Every line of the material is to be quoted verbatim, minus the pictures.

## Material for this exercise
## BEGIN

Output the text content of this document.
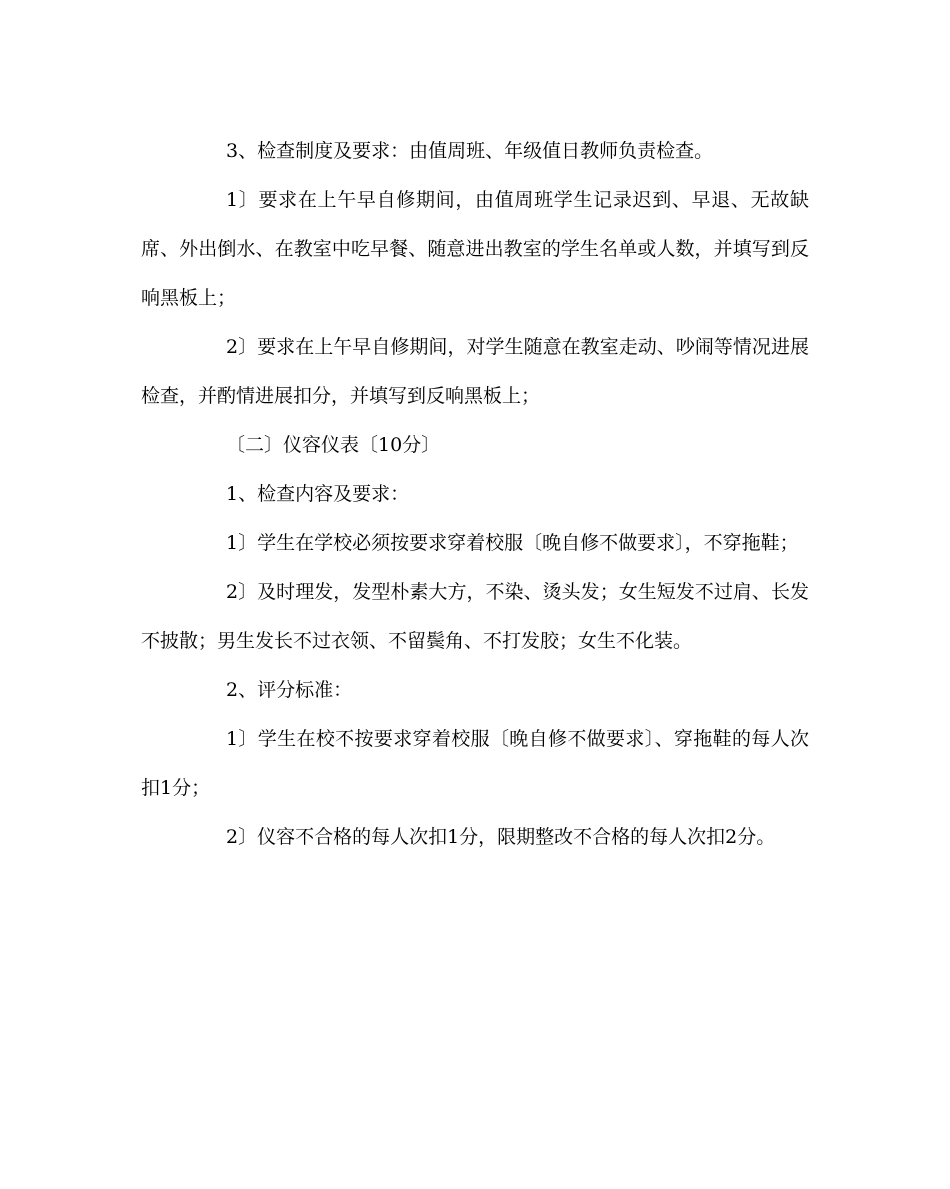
3、检查制度及要求：由值周班、年级值日教师负责检查。

1〕要求在上午早自修期间，由值周班学生记录迟到、早退、无故缺席、外出倒水、在教室中吃早餐、随意进出教室的学生名单或人数，并填写到反响黑板上；

2〕要求在上午早自修期间，对学生随意在教室走动、吵闹等情况进展检查，并酌情进展扣分，并填写到反响黑板上；

〔二〕仪容仪表〔10分〕

1、检查内容及要求：

1〕学生在学校必须按要求穿着校服〔晚自修不做要求〕，不穿拖鞋；

2〕及时理发，发型朴素大方，不染、烫头发；女生短发不过肩、长发不披散；男生发长不过衣领、不留鬓角、不打发胶；女生不化装。

2、评分标准：

1〕学生在校不按要求穿着校服〔晚自修不做要求〕、穿拖鞋的每人次扣1分；

2〕仪容不合格的每人次扣1分，限期整改不合格的每人次扣2分。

## END

## Response
Output the text content of this document.
3、检查制度及要求：由值周班、年级值日教师负责检查。

1〕要求在上午早自修期间，由值周班学生记录迟到、早退、无故缺席、外出倒水、在教室中吃早餐、随意进出教室的学生名单或人数，并填写到反响黑板上；

2〕要求在上午早自修期间，对学生随意在教室走动、吵闹等情况进展检查，并酌情进展扣分，并填写到反响黑板上；

〔二〕仪容仪表〔10分〕

1、检查内容及要求：

1〕学生在学校必须按要求穿着校服〔晚自修不做要求〕，不穿拖鞋；

2〕及时理发，发型朴素大方，不染、烫头发；女生短发不过肩、长发不披散；男生发长不过衣领、不留鬓角、不打发胶；女生不化装。

2、评分标准：

1〕学生在校不按要求穿着校服〔晚自修不做要求〕、穿拖鞋的每人次扣1分；

2〕仪容不合格的每人次扣1分，限期整改不合格的每人次扣2分。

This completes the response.